WHAT TO WORK ON
• A. In the blog post on Chloe's heart surgery, who are Sierra and Kadin?
• B. Please condense the paragraph of the blog post on Chloe's heart surgery that begins "I have been quite involved the past two days" into a shorter version that keeps its main facts.
• C. Write a continuation of the blog post on Chloe's heart surgery, picking up after its final sentence.

EXCERPT PROVIDED
######

Saturday, July 18, 2009

Chloe and Her Family




Chloe's Heart Surgery Scheduled and Some Crazy Feelings Too

I have been quite involved the past two days with my mom and Sierra and Kadin (Chloe's brother and sisiter) so have not had a lot of energy left at the end of the day for thinking or writing. So much has been happening in our family, the intricacies and fragility of the human being involved in something so huge and out of one's control...getting a grasp on these concepts is mind boggling and leaves me feeling inept and unwise. I hope to be strong for my daughter, my son-in-law my other grandchildren. I hope to be able to give positive energy to my husband, son, mother, friends...all of the things that lend themselves to ALL of us being there heart and soul for little Chloe. There have been moments when I just don't know what to say to whom, what to think in my own overloaded brain, yet I know that I can draw on the strength of people who care and have the words and are there to just remind me of God's promises. I go back a lot to something I have heard for years and years, that God does not give us more than we can handle. It is not being negative that makes me question this, it is the day to day that we are living, the tragic moments in my family's past that do not lend us to the belief that we are deserving of the opportunity to take this on "because we have been preparing for it". We have had many, many troubles, we have believed, kept the faith, carried on...yes, survived it all. To be given Chloe does have its rewards, to imagine that we were all 'chosen' because of all the preparation time we were given and survived, but the day to day fragility of emotions, balancing, sharing the load, giving family members space, trying to give advice without sounding controlling or just like I know anything at all...well, it is highly stressful and tiring. The intricate details take away from giving Chloe the very best, but we cannot do that until we ourselves are at our best! I worry what is happening to my family as we work through this and ask for prayers not only for Chloe's health and promising future but also for my family's stand to become strong and united These are highly charged issues and need many, may prayers. Until some of this is addressed, I feel Chloe is missing something from us. She needs each and every one of us there for her whole, not shattered, stressed or anxious.

######

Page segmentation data
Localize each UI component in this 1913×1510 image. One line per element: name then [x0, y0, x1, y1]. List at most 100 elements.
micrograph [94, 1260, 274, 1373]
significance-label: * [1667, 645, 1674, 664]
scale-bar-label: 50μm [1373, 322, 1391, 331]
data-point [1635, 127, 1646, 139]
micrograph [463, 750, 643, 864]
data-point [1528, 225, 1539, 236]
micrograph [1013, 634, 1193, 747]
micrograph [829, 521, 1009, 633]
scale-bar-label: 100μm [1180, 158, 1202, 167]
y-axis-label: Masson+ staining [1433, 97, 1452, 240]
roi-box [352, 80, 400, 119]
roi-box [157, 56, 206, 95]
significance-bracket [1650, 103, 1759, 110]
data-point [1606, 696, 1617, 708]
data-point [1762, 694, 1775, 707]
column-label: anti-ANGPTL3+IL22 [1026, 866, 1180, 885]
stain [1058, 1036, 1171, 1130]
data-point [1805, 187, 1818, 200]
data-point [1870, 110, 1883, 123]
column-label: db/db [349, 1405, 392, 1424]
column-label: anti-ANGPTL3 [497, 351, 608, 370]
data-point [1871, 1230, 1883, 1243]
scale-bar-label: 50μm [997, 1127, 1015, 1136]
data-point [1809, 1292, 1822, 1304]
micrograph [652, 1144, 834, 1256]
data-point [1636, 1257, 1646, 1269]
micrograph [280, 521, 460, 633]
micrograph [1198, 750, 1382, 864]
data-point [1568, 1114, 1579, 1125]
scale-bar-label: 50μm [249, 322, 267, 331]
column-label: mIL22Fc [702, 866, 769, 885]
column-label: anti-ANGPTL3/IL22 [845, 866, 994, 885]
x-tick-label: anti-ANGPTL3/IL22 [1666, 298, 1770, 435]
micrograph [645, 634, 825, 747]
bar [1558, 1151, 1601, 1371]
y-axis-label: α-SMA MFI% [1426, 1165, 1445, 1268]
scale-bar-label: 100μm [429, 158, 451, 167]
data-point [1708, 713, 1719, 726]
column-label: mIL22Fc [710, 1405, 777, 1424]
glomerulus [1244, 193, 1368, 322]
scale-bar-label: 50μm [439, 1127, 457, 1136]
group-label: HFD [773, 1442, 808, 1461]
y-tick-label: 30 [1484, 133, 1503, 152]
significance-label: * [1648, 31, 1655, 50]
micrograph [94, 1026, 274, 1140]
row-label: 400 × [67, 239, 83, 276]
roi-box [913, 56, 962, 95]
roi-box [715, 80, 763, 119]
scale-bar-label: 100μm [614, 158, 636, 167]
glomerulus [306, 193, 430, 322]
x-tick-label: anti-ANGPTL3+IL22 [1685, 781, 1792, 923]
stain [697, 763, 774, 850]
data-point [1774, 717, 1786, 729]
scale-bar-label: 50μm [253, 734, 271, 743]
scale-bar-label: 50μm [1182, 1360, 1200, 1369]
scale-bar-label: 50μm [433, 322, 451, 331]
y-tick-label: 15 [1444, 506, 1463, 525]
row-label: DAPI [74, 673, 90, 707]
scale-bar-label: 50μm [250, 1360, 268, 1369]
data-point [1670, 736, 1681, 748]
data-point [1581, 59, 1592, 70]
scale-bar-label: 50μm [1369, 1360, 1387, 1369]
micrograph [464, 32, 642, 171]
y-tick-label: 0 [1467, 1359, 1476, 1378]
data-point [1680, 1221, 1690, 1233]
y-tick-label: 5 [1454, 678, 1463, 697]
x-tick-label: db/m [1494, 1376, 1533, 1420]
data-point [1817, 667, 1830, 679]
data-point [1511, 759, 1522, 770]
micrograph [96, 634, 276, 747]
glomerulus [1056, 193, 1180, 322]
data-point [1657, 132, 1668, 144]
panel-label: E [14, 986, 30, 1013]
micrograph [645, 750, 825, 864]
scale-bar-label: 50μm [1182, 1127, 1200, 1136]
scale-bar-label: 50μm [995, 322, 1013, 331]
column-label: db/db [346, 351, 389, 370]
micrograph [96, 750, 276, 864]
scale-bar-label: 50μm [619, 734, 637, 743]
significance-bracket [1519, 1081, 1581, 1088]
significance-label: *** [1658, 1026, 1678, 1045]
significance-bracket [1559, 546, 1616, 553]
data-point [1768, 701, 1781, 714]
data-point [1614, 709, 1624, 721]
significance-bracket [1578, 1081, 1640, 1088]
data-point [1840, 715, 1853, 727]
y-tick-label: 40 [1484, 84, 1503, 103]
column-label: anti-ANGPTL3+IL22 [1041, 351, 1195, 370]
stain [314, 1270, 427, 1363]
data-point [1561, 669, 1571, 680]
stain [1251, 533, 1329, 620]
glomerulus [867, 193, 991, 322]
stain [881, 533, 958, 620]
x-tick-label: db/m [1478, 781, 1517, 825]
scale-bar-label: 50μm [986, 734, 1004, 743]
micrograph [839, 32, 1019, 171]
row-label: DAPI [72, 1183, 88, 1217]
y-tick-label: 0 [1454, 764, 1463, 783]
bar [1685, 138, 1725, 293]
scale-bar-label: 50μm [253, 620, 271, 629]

######

ANSWERS BY ITEM
• A. They are Chloe's brother and sister.

• B. After two busy days with family members, including Chloe's brother and sister, the writer has had little energy left for writing. Coping with something so huge and uncontrollable feels overwhelming. The writer hopes to be strong and positive for the whole family so that everyone can be there for Chloe, and draws strength from caring people who offer reminders of God's promises. The family has survived many past troubles while keeping the faith, yet the writer questions the saying that God gives us no more than we can handle. Balancing emotions, sharing the load and giving advice without seeming controlling is stressful and tiring. The writer believes the family must be at its best to give Chloe its best, and asks for prayers for both Chloe's health and the family's unity. Chloe needs each of them whole, not shattered, stressed or anxious.

• C.
Chloe is absolutely the sweetest little baby, the strongest, the most prepared little warrior and fighter any one who meets her has ever seen.. We are all so very much in love with her and as we face this possibly life saving surgery many scenarios play out, at least in my head. We all want her well, breathing without a ventilator and on the way to going to her home for the first time. We look to the future surgeries and travails, the successes that will offer a normal life to her. The head fills up really fast, all the while believing that God can do miraculous things. We pray that He chooses to do them with Chloe and this family. I feel really bad inside when I go to check on Jessie Boone and see the updates that her mom writes. Positive words most every time, ALWAYS able to praise, praise, praise. I second guess my self and what sharing my feelings as they rise up really means. When I write of frustrations, fears, the necessity for help...is that wrong? Is that sending negative vibes that are better not shared or is that the truth...my truth...not my kids, grandkids, friends...mine. I wore a mask for many years, that didn't do a lot to promote great mental health for me. It took a long time for me to learn to share feelings, and that is truly what you get here. I'd like your input on whether you think is the wrong way to report. I don't want to fake it when I am confused, disappointed, hurt, lost, overwhelmed, but if I am hurting Chloe or family by doing so, I will do what is necessary. I think I needed to do this tonight because of some difficult things that have happened this week, and I want to purge myself of these feelings as we go into the next week in order to be there in EVERY way next week. Chloe's heart surgery is scheduled for next Tuesday, first thing in the morning. She is feeling better each day from the last infections and we are so enjoying this baby who feels pretty good. To know that in just a few days this baby will once again be operated on, open heart surgery at that, disturbs me. It has been so satisfying to see her act happy, to play with her a bit. The surgery will help her to grow, to thrive, we all want that, it is just hard to let go for a minute and know that next week we are back to tubes and and wires and tests and who knows what else. This is all she has known! As soon as she feels ok, something else comes along! babies shouldn't have to do this!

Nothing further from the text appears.